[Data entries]
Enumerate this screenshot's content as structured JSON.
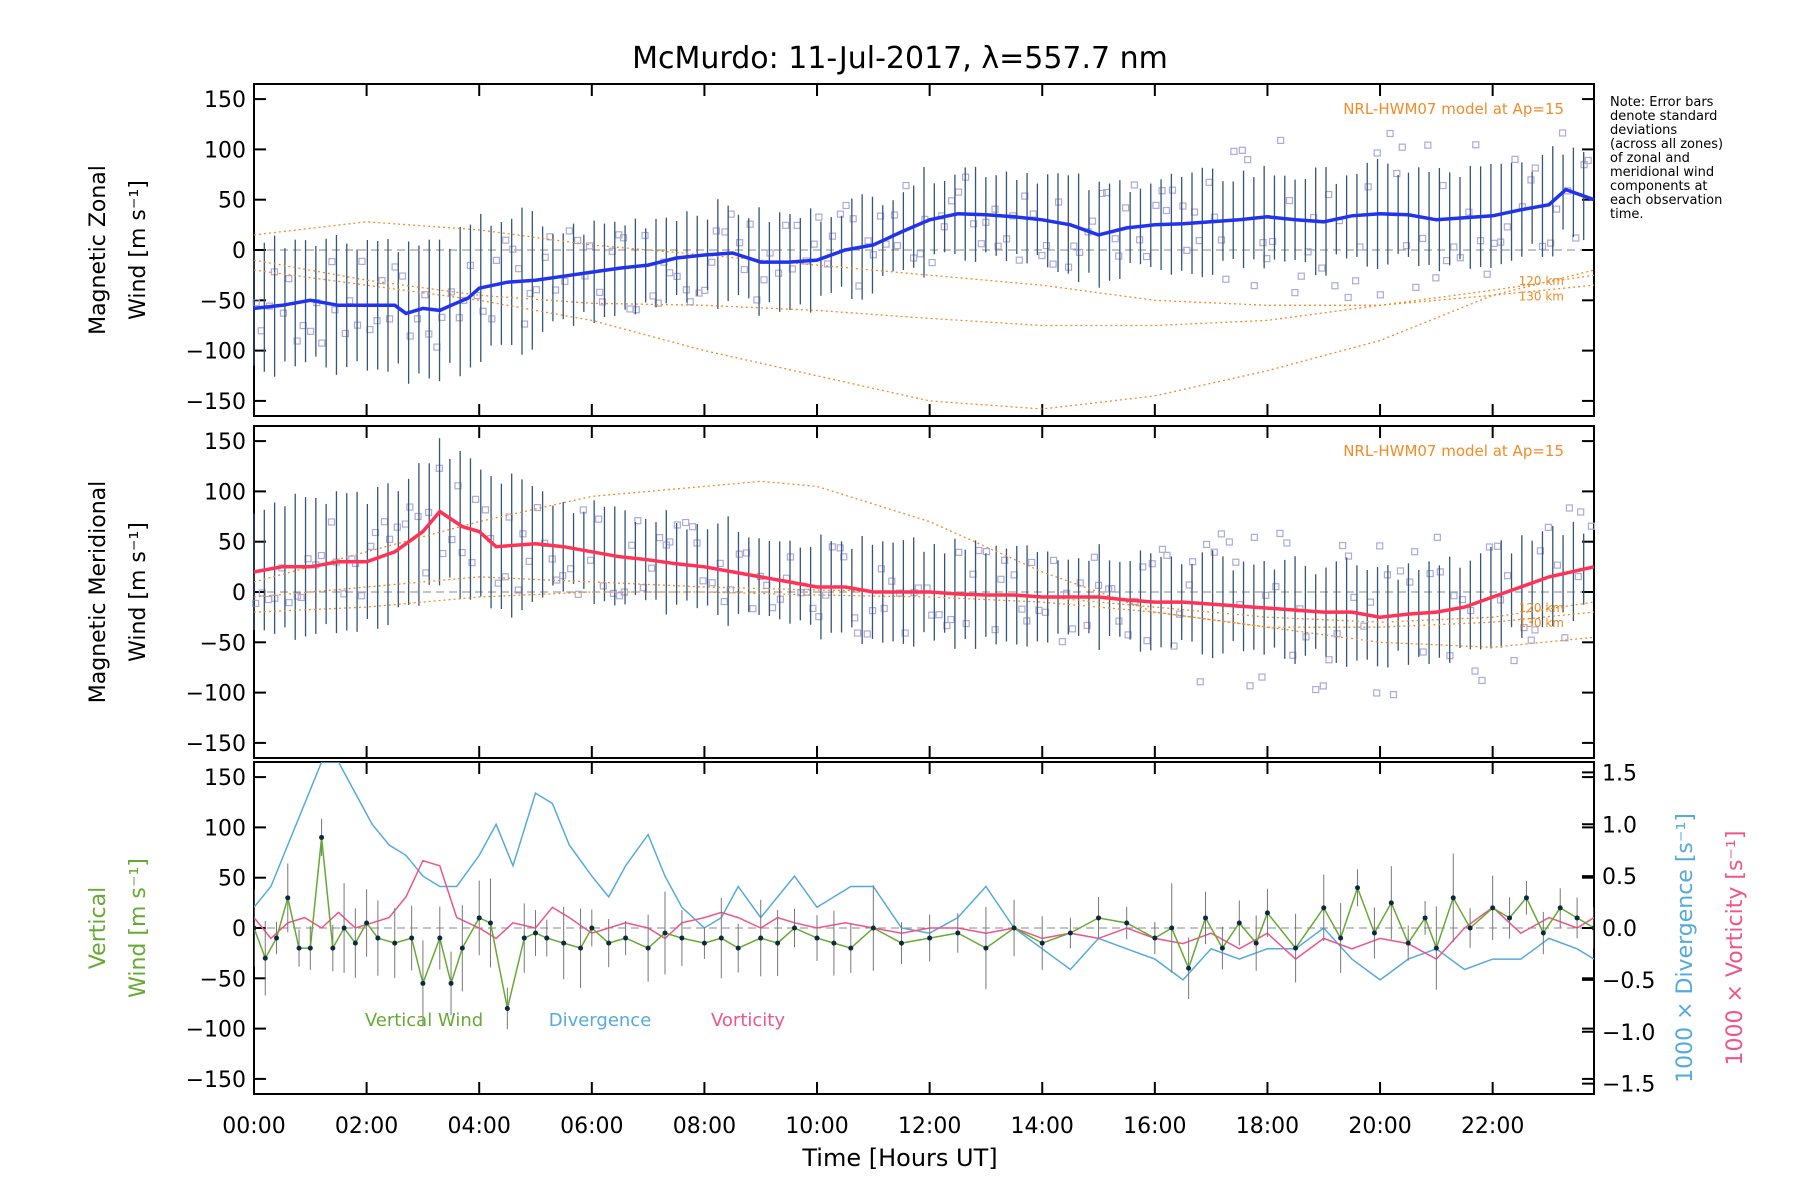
{
  "title": "McMurdo: 11-Jul-2017, λ=557.7 nm",
  "note": [
    "Note: Error bars",
    "denote standard",
    "deviations",
    "(across all zones)",
    "of zonal and",
    "meridional wind",
    "components at",
    "each observation",
    "time."
  ],
  "model_label": "NRL-HWM07 model at Ap=15",
  "model_heights": [
    "120 km",
    "130 km"
  ],
  "xaxis": {
    "label": "Time [Hours UT]",
    "range": [
      0,
      23.8
    ],
    "ticks": [
      0,
      2,
      4,
      6,
      8,
      10,
      12,
      14,
      16,
      18,
      20,
      22
    ],
    "tick_labels": [
      "00:00",
      "02:00",
      "04:00",
      "06:00",
      "08:00",
      "10:00",
      "12:00",
      "14:00",
      "16:00",
      "18:00",
      "20:00",
      "22:00"
    ]
  },
  "colors": {
    "zonal": "#2233ee",
    "zonal_light": "#66aaee",
    "meridional": "#ff3355",
    "model": "#f08c28",
    "vertical": "#66aa33",
    "divergence": "#55aadd",
    "vorticity": "#ee5588",
    "scatter": "#aaaadd",
    "errorbar": "#335577"
  },
  "chart_data": [
    {
      "type": "line",
      "panel": "zonal",
      "ylabel_line1": "Magnetic Zonal",
      "ylabel_line2": "Wind [m s⁻¹]",
      "ylim": [
        -165,
        165
      ],
      "yticks": [
        -150,
        -100,
        -50,
        0,
        50,
        100,
        150
      ],
      "series": [
        {
          "name": "Zonal wind",
          "x": [
            0,
            0.5,
            1,
            1.5,
            2,
            2.5,
            2.7,
            3,
            3.3,
            3.5,
            3.8,
            4,
            4.5,
            5,
            5.5,
            6,
            6.5,
            7,
            7.5,
            8,
            8.5,
            9,
            9.5,
            10,
            10.5,
            11,
            11.5,
            12,
            12.5,
            13,
            13.5,
            14,
            14.5,
            15,
            15.5,
            16,
            16.5,
            17,
            17.5,
            18,
            18.5,
            19,
            19.5,
            20,
            20.5,
            21,
            21.5,
            22,
            22.5,
            23,
            23.3,
            23.8
          ],
          "values": [
            -58,
            -55,
            -50,
            -55,
            -55,
            -55,
            -63,
            -58,
            -60,
            -55,
            -48,
            -38,
            -32,
            -30,
            -26,
            -22,
            -18,
            -15,
            -8,
            -5,
            -3,
            -12,
            -12,
            -10,
            0,
            5,
            18,
            30,
            36,
            35,
            33,
            30,
            25,
            15,
            22,
            25,
            26,
            28,
            30,
            33,
            30,
            28,
            34,
            36,
            35,
            30,
            32,
            34,
            40,
            45,
            60,
            50
          ]
        },
        {
          "name": "NRL-HWM07 model curve 1",
          "x": [
            0,
            2,
            4,
            6,
            8,
            10,
            12,
            14,
            16,
            18,
            20,
            22,
            23.8
          ],
          "values": [
            15,
            28,
            20,
            5,
            -5,
            -15,
            -25,
            -35,
            -50,
            -55,
            -55,
            -45,
            -35
          ]
        },
        {
          "name": "NRL-HWM07 model curve 2",
          "x": [
            0,
            2,
            4,
            6,
            8,
            10,
            12,
            14,
            16,
            18,
            20,
            22,
            23.8
          ],
          "values": [
            -20,
            -35,
            -50,
            -70,
            -100,
            -125,
            -150,
            -158,
            -145,
            -120,
            -90,
            -45,
            -20
          ]
        },
        {
          "name": "NRL-HWM07 model curve 3",
          "x": [
            0,
            2,
            4,
            6,
            8,
            10,
            12,
            14,
            16,
            18,
            20,
            22,
            23.8
          ],
          "values": [
            -10,
            -30,
            -45,
            -53,
            -55,
            -60,
            -68,
            -75,
            -75,
            -70,
            -55,
            -40,
            -25
          ]
        }
      ]
    },
    {
      "type": "line",
      "panel": "meridional",
      "ylabel_line1": "Magnetic Meridional",
      "ylabel_line2": "Wind [m s⁻¹]",
      "ylim": [
        -165,
        165
      ],
      "yticks": [
        -150,
        -100,
        -50,
        0,
        50,
        100,
        150
      ],
      "series": [
        {
          "name": "Meridional wind",
          "x": [
            0,
            0.5,
            1,
            1.5,
            2,
            2.5,
            3,
            3.3,
            3.7,
            4,
            4.3,
            5,
            5.5,
            6,
            6.5,
            7,
            7.5,
            8,
            8.5,
            9,
            9.5,
            10,
            10.5,
            11,
            11.5,
            12,
            12.5,
            13,
            13.5,
            14,
            14.5,
            15,
            15.5,
            16,
            16.5,
            17,
            17.5,
            18,
            18.5,
            19,
            19.5,
            20,
            20.5,
            21,
            21.5,
            22,
            22.5,
            23,
            23.8
          ],
          "values": [
            20,
            25,
            25,
            30,
            30,
            40,
            60,
            80,
            65,
            60,
            45,
            48,
            45,
            40,
            35,
            32,
            28,
            25,
            20,
            15,
            10,
            5,
            5,
            0,
            0,
            0,
            -2,
            -3,
            -3,
            -5,
            -5,
            -5,
            -8,
            -10,
            -10,
            -12,
            -14,
            -16,
            -18,
            -20,
            -20,
            -25,
            -22,
            -20,
            -15,
            -5,
            5,
            15,
            25
          ]
        },
        {
          "name": "NRL-HWM07 model curve 1",
          "x": [
            0,
            2,
            4,
            6,
            8,
            9,
            10,
            12,
            14,
            16,
            18,
            20,
            22,
            23.8
          ],
          "values": [
            10,
            40,
            70,
            95,
            105,
            110,
            105,
            70,
            20,
            -20,
            -35,
            -35,
            -30,
            -20
          ]
        },
        {
          "name": "NRL-HWM07 model curve 2",
          "x": [
            0,
            2,
            4,
            6,
            8,
            10,
            12,
            14,
            16,
            18,
            20,
            22,
            23.8
          ],
          "values": [
            -5,
            5,
            15,
            10,
            5,
            2,
            0,
            -5,
            -15,
            -25,
            -30,
            -25,
            -10
          ]
        },
        {
          "name": "NRL-HWM07 model curve 3",
          "x": [
            0,
            2,
            4,
            6,
            8,
            10,
            12,
            14,
            16,
            18,
            20,
            22,
            23.8
          ],
          "values": [
            -20,
            -15,
            -5,
            0,
            0,
            -3,
            -5,
            -10,
            -20,
            -35,
            -50,
            -55,
            -45
          ]
        }
      ]
    },
    {
      "type": "line",
      "panel": "vertical",
      "ylabel_line1": "Vertical",
      "ylabel_line2": "Wind [m s⁻¹]",
      "ylim": [
        -165,
        165
      ],
      "yticks": [
        -150,
        -100,
        -50,
        0,
        50,
        100,
        150
      ],
      "y2label_div": "1000 × Divergence [s⁻¹]",
      "y2label_vor": "1000 × Vorticity [s⁻¹]",
      "y2lim": [
        -1.6,
        1.6
      ],
      "y2ticks": [
        -1.5,
        -1.0,
        -0.5,
        0.0,
        0.5,
        1.0,
        1.5
      ],
      "y2tick_labels": [
        "−1.5",
        "−1.0",
        "−0.5",
        "0.0",
        "0.5",
        "1.0",
        "1.5"
      ],
      "legend": [
        "Vertical Wind",
        "Divergence",
        "Vorticity"
      ],
      "series": [
        {
          "name": "Vertical Wind",
          "axis": "left",
          "x": [
            0,
            0.2,
            0.4,
            0.6,
            0.8,
            1.0,
            1.2,
            1.4,
            1.6,
            1.8,
            2.0,
            2.2,
            2.5,
            2.8,
            3.0,
            3.3,
            3.5,
            3.7,
            4.0,
            4.2,
            4.5,
            4.8,
            5.0,
            5.2,
            5.5,
            5.8,
            6.0,
            6.3,
            6.6,
            7.0,
            7.3,
            7.6,
            8.0,
            8.3,
            8.6,
            9.0,
            9.3,
            9.6,
            10.0,
            10.3,
            10.6,
            11.0,
            11.5,
            12.0,
            12.5,
            13.0,
            13.5,
            14.0,
            14.5,
            15.0,
            15.5,
            16.0,
            16.3,
            16.6,
            16.9,
            17.2,
            17.5,
            17.8,
            18.0,
            18.5,
            19.0,
            19.3,
            19.6,
            19.9,
            20.2,
            20.5,
            20.8,
            21.0,
            21.3,
            21.6,
            22.0,
            22.3,
            22.6,
            22.9,
            23.2,
            23.5,
            23.8
          ],
          "values": [
            0,
            -30,
            -10,
            30,
            -20,
            -20,
            90,
            -20,
            0,
            -15,
            5,
            -10,
            -15,
            -10,
            -55,
            -10,
            -55,
            -20,
            10,
            5,
            -80,
            -10,
            -5,
            -10,
            -15,
            -20,
            0,
            -15,
            -10,
            -20,
            -5,
            -10,
            -15,
            -10,
            -20,
            -10,
            -15,
            0,
            -10,
            -15,
            -20,
            0,
            -15,
            -10,
            -5,
            -20,
            0,
            -15,
            -5,
            10,
            5,
            -10,
            0,
            -40,
            10,
            -20,
            5,
            -15,
            15,
            -20,
            20,
            -10,
            40,
            -5,
            25,
            -15,
            10,
            -20,
            30,
            0,
            20,
            10,
            30,
            -5,
            20,
            10,
            0
          ]
        },
        {
          "name": "Divergence",
          "axis": "right",
          "x": [
            0,
            0.3,
            0.6,
            0.9,
            1.2,
            1.5,
            1.8,
            2.1,
            2.4,
            2.7,
            3.0,
            3.3,
            3.6,
            4.0,
            4.3,
            4.6,
            5.0,
            5.3,
            5.6,
            6.0,
            6.3,
            6.6,
            7.0,
            7.3,
            7.6,
            8.0,
            8.3,
            8.6,
            9.0,
            9.3,
            9.6,
            10.0,
            10.3,
            10.6,
            11.0,
            11.5,
            12.0,
            12.5,
            13.0,
            13.5,
            14.0,
            14.5,
            15.0,
            15.5,
            16.0,
            16.5,
            17.0,
            17.5,
            18.0,
            18.5,
            19.0,
            19.5,
            20.0,
            20.5,
            21.0,
            21.5,
            22.0,
            22.5,
            23.0,
            23.5,
            23.8
          ],
          "values": [
            0.2,
            0.4,
            0.8,
            1.2,
            1.6,
            1.6,
            1.3,
            1.0,
            0.8,
            0.7,
            0.5,
            0.4,
            0.4,
            0.7,
            1.0,
            0.6,
            1.3,
            1.2,
            0.8,
            0.5,
            0.3,
            0.6,
            0.9,
            0.5,
            0.2,
            0.0,
            0.1,
            0.4,
            0.1,
            0.3,
            0.5,
            0.2,
            0.3,
            0.4,
            0.4,
            0.0,
            -0.05,
            0.1,
            0.4,
            0.0,
            -0.2,
            -0.4,
            -0.1,
            -0.2,
            -0.3,
            -0.5,
            -0.2,
            -0.3,
            -0.2,
            -0.2,
            0.0,
            -0.3,
            -0.5,
            -0.3,
            -0.2,
            -0.4,
            -0.3,
            -0.3,
            -0.1,
            -0.2,
            -0.3
          ]
        },
        {
          "name": "Vorticity",
          "axis": "right",
          "x": [
            0,
            0.3,
            0.6,
            0.9,
            1.2,
            1.5,
            1.8,
            2.1,
            2.4,
            2.7,
            3.0,
            3.3,
            3.6,
            4.0,
            4.3,
            4.6,
            5.0,
            5.3,
            5.6,
            6.0,
            6.3,
            6.6,
            7.0,
            7.3,
            7.6,
            8.0,
            8.3,
            8.6,
            9.0,
            9.3,
            9.6,
            10.0,
            10.5,
            11.0,
            11.5,
            12.0,
            12.5,
            13.0,
            13.5,
            14.0,
            14.5,
            15.0,
            15.5,
            16.0,
            16.5,
            17.0,
            17.5,
            18.0,
            18.5,
            19.0,
            19.5,
            20.0,
            20.5,
            21.0,
            21.5,
            22.0,
            22.5,
            23.0,
            23.5,
            23.8
          ],
          "values": [
            0.1,
            -0.1,
            0.05,
            0.1,
            0.0,
            0.15,
            0.0,
            0.05,
            0.1,
            0.3,
            0.65,
            0.6,
            0.1,
            0.0,
            -0.1,
            0.05,
            0.0,
            0.2,
            0.1,
            -0.05,
            0.0,
            0.05,
            0.0,
            -0.1,
            0.05,
            0.1,
            0.15,
            0.1,
            0.0,
            0.1,
            0.05,
            0.0,
            0.05,
            0.0,
            -0.05,
            0.0,
            0.0,
            -0.05,
            0.0,
            -0.1,
            -0.05,
            -0.1,
            0.0,
            -0.1,
            -0.15,
            -0.05,
            -0.2,
            -0.05,
            -0.3,
            -0.1,
            -0.2,
            -0.1,
            -0.15,
            -0.3,
            0.0,
            0.2,
            -0.05,
            0.1,
            0.0,
            0.1
          ]
        }
      ]
    }
  ]
}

PROBLEM TO WORK ON:
Copy down every line of the material above that includes the string "Magnetic".

THE RESULT:
      "ylabel_line1": "Magnetic Zonal",
      "ylabel_line1": "Magnetic Meridional",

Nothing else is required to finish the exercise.